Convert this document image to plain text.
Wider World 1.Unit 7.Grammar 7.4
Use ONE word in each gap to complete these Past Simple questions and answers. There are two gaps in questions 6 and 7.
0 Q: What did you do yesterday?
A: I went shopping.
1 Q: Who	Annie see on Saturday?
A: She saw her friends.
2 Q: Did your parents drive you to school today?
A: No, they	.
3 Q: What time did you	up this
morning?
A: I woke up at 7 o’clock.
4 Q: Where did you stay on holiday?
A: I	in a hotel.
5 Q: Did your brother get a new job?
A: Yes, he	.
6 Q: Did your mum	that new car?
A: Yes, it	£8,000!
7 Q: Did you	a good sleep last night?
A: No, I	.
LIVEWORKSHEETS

Task to complete: Write out the entries in full, exactly as given.

Solution to this problem:
Convert this document image to plain text.
Wider World 1.Unit 7.Grammar 7.4
Use ONE word in each gap to complete these Past Simple questions and answers. There are two gaps in questions 6 and 7.
0 Q: What did you do yesterday?
A: I went shopping.
1 Q: Who	Annie see on Saturday?
A: She saw her friends.
2 Q: Did your parents drive you to school today?
A: No, they	.
3 Q: What time did you	up this
morning?
A: I woke up at 7 o’clock.
4 Q: Where did you stay on holiday?
A: I	in a hotel.
5 Q: Did your brother get a new job?
A: Yes, he	.
6 Q: Did your mum	that new car?
A: Yes, it	£8,000!
7 Q: Did you	a good sleep last night?
A: No, I	.
LIVEWORKSHEETS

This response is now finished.